### WORK TO BE COMPLETED
Copy every line of the data that includes the string "response".
--- --- ---
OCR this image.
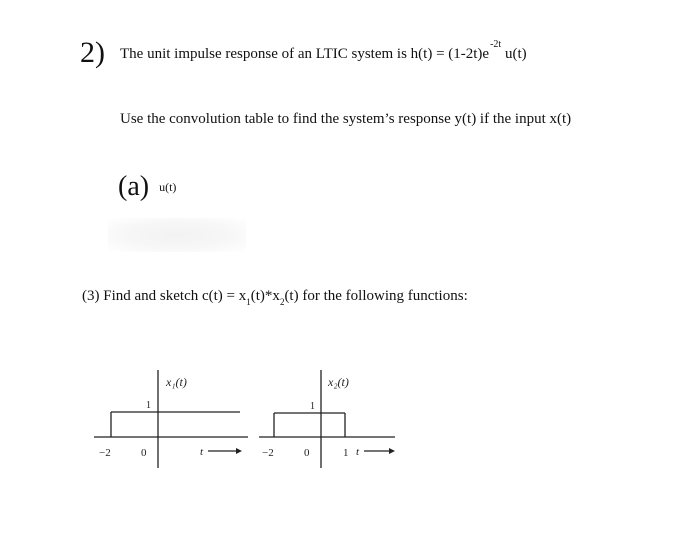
2) The unit impulse response of an LTIC system is $h(t) = (1-2t)e^{-2t}$ u(t)
Use the convolution table to find the system’s response y(t) if the input x(t)
(a) $^{u(t)}$
(3) Find and sketch $c(t) = x_1(t)*x_2(t)$ for the following functions:
x₁(t)
1
−2	0	t
x₂(t)
1
−2	0	1 t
--- --- ---
### TASK RESULT
2) The unit impulse response of an LTIC system is $h(t) = (1-2t)e^{-2t}$ u(t)
Use the convolution table to find the system’s response y(t) if the input x(t)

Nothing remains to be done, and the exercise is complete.